Start

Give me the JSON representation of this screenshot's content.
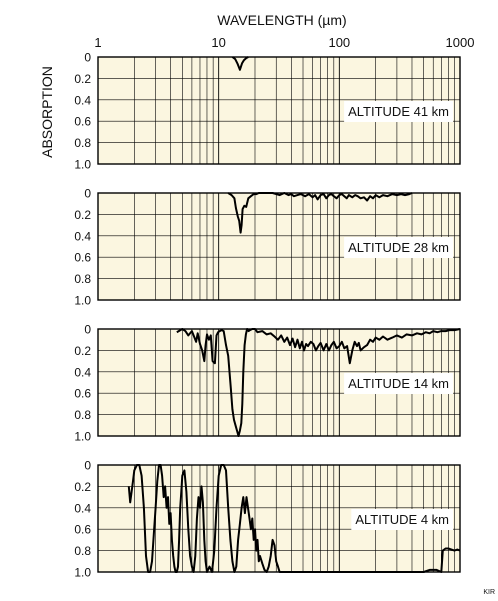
{
  "chart_data": [
    {
      "type": "line",
      "x_axis_label": "WAVELENGTH (µm)",
      "y_axis_label": "ABSORPTION",
      "x_scale": "log",
      "xlim": [
        1,
        1000
      ],
      "x_tick_labels": [
        "1",
        "10",
        "100",
        "1000"
      ],
      "y_tick_labels": [
        "0",
        "0.2",
        "0.4",
        "0.6",
        "0.8",
        "1.0"
      ],
      "ylim": [
        0,
        1
      ],
      "y_inverted": true,
      "grid": true,
      "panels": [
        {
          "label": "ALTITUDE 41 km",
          "x": [
            13,
            13.7,
            14.3,
            15.0,
            15.6,
            16.2,
            16.9,
            17.6
          ],
          "y": [
            0,
            0.02,
            0.06,
            0.12,
            0.06,
            0.03,
            0.01,
            0
          ]
        },
        {
          "label": "ALTITUDE 28 km",
          "x": [
            12.0,
            12.8,
            13.5,
            13.9,
            14.4,
            14.8,
            15.2,
            15.5,
            15.8,
            16.3,
            16.9,
            17.6,
            18.5,
            19.5,
            20.5,
            21.5,
            28,
            32,
            35,
            38,
            40,
            42,
            45,
            48,
            52,
            56,
            60,
            63,
            66,
            70,
            74,
            78,
            82,
            86,
            90,
            95,
            100,
            105,
            110,
            115,
            120,
            128,
            135,
            142,
            150,
            160,
            170,
            180,
            190,
            200,
            215,
            230,
            250,
            275,
            300,
            325,
            350,
            380,
            400
          ],
          "y": [
            0,
            0.02,
            0.05,
            0.14,
            0.22,
            0.26,
            0.37,
            0.3,
            0.15,
            0.12,
            0.13,
            0.05,
            0.03,
            0.01,
            0.01,
            0,
            0,
            0.02,
            0,
            0.02,
            0.01,
            0.03,
            0.02,
            0.01,
            0.03,
            0.01,
            0.04,
            0.02,
            0.06,
            0.02,
            0.01,
            0.05,
            0.02,
            0.01,
            0.03,
            0.05,
            0.02,
            0.01,
            0.03,
            0.05,
            0.02,
            0.04,
            0.02,
            0.03,
            0.05,
            0.04,
            0.07,
            0.03,
            0.05,
            0.02,
            0.04,
            0.02,
            0.03,
            0.01,
            0.02,
            0.01,
            0.02,
            0.01,
            0
          ]
        },
        {
          "label": "ALTITUDE 14 km",
          "x": [
            4.5,
            5.0,
            5.3,
            5.6,
            6.0,
            6.3,
            6.5,
            6.7,
            7.0,
            7.3,
            7.6,
            7.8,
            8.0,
            8.3,
            8.6,
            8.9,
            9.3,
            9.6,
            9.9,
            10.2,
            10.6,
            11.0,
            11.5,
            12.0,
            12.6,
            13.0,
            13.4,
            13.8,
            14.2,
            14.6,
            15.0,
            15.4,
            15.7,
            16.0,
            16.4,
            16.8,
            17.2,
            17.7,
            18.2,
            19.0,
            20.0,
            21,
            23,
            25,
            27,
            29,
            31,
            33,
            35,
            37,
            39,
            41,
            43,
            45,
            47,
            49,
            51,
            53,
            55,
            58,
            61,
            64,
            67,
            70,
            74,
            78,
            82,
            86,
            90,
            95,
            100,
            105,
            110,
            116,
            122,
            128,
            134,
            140,
            145,
            150,
            160,
            170,
            180,
            190,
            200,
            215,
            230,
            250,
            275,
            300,
            330,
            360,
            400,
            440,
            480,
            520,
            560,
            600,
            650,
            700,
            760,
            820,
            900,
            1000
          ],
          "y": [
            0.03,
            0,
            0.02,
            0.06,
            0.02,
            0.08,
            0.12,
            0.04,
            0.14,
            0.2,
            0.3,
            0.15,
            0.05,
            0.1,
            0.06,
            0.3,
            0.32,
            0.06,
            0.03,
            0.02,
            0.01,
            0.02,
            0.15,
            0.25,
            0.55,
            0.75,
            0.85,
            0.9,
            0.95,
            1.0,
            0.95,
            0.88,
            0.7,
            0.4,
            0.15,
            0.05,
            0,
            0.02,
            0.01,
            0,
            0,
            0.03,
            0.02,
            0.05,
            0.04,
            0.07,
            0.1,
            0.06,
            0.12,
            0.08,
            0.15,
            0.09,
            0.17,
            0.1,
            0.18,
            0.12,
            0.2,
            0.14,
            0.16,
            0.12,
            0.14,
            0.2,
            0.16,
            0.13,
            0.2,
            0.14,
            0.2,
            0.15,
            0.12,
            0.18,
            0.16,
            0.12,
            0.18,
            0.16,
            0.32,
            0.2,
            0.12,
            0.16,
            0.13,
            0.2,
            0.17,
            0.15,
            0.1,
            0.12,
            0.08,
            0.1,
            0.07,
            0.1,
            0.08,
            0.06,
            0.08,
            0.05,
            0.06,
            0.04,
            0.05,
            0.03,
            0.04,
            0.02,
            0.03,
            0.02,
            0.02,
            0.01,
            0.01,
            0
          ]
        },
        {
          "label": "ALTITUDE 4 km",
          "x": [
            1.8,
            1.85,
            1.9,
            1.95,
            2.0,
            2.1,
            2.2,
            2.3,
            2.4,
            2.5,
            2.6,
            2.7,
            2.8,
            2.9,
            3.0,
            3.1,
            3.2,
            3.3,
            3.4,
            3.5,
            3.6,
            3.7,
            3.8,
            3.9,
            4.0,
            4.1,
            4.2,
            4.3,
            4.4,
            4.5,
            4.6,
            4.7,
            4.8,
            4.9,
            5.0,
            5.2,
            5.4,
            5.6,
            5.8,
            6.0,
            6.2,
            6.4,
            6.6,
            6.8,
            7.0,
            7.2,
            7.4,
            7.6,
            7.8,
            8.0,
            8.4,
            8.8,
            9.2,
            9.6,
            10.0,
            10.5,
            11.0,
            11.5,
            12.0,
            12.5,
            13.0,
            13.5,
            14.0,
            14.5,
            15.0,
            15.5,
            16.0,
            16.5,
            17.0,
            17.5,
            18.0,
            18.5,
            19.0,
            19.5,
            20.0,
            20.5,
            21.0,
            21.5,
            22.0,
            23.0,
            24.0,
            25.0,
            26.0,
            27.0,
            28.0,
            29.0,
            30.0,
            31.0,
            32.0,
            34.0,
            36.0,
            500,
            560,
            640,
            700,
            720,
            760,
            800,
            900,
            950,
            1000
          ],
          "y": [
            0.2,
            0.35,
            0.25,
            0.15,
            0.05,
            0,
            0,
            0.1,
            0.4,
            0.85,
            1.0,
            1.0,
            0.9,
            0.65,
            0.4,
            0.15,
            0,
            0,
            0.1,
            0.3,
            0.2,
            0.4,
            0.3,
            0.55,
            0.45,
            0.7,
            0.85,
            0.95,
            1.0,
            1.0,
            0.95,
            0.7,
            0.4,
            0.25,
            0.1,
            0.05,
            0.25,
            0.6,
            0.85,
            0.95,
            1.0,
            0.85,
            0.5,
            0.3,
            0.4,
            0.2,
            0.35,
            0.7,
            0.9,
            1.0,
            0.95,
            1.0,
            0.8,
            0.4,
            0.1,
            0,
            0,
            0.05,
            0.4,
            0.7,
            0.9,
            1.0,
            0.95,
            0.7,
            0.55,
            0.4,
            0.3,
            0.45,
            0.3,
            0.4,
            0.5,
            0.6,
            0.5,
            0.7,
            0.6,
            0.8,
            0.7,
            0.9,
            0.85,
            0.92,
            0.98,
            1.0,
            0.95,
            0.85,
            0.7,
            0.75,
            0.9,
            0.95,
            1.0,
            1.0,
            1.0,
            1.0,
            0.98,
            0.98,
            1.0,
            0.8,
            0.78,
            0.78,
            0.8,
            0.79,
            0.8
          ]
        }
      ]
    }
  ],
  "credit": "KIR",
  "colors": {
    "plot_bg": "#fbf6e0",
    "line": "#000000",
    "grid": "#000000",
    "label_box": "#ffffff"
  }
}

End

Copy every line above in which the string "ALTITUDE" shows up.

          "label": "ALTITUDE 41 km",
          "label": "ALTITUDE 28 km",
          "label": "ALTITUDE 14 km",
          "label": "ALTITUDE 4 km",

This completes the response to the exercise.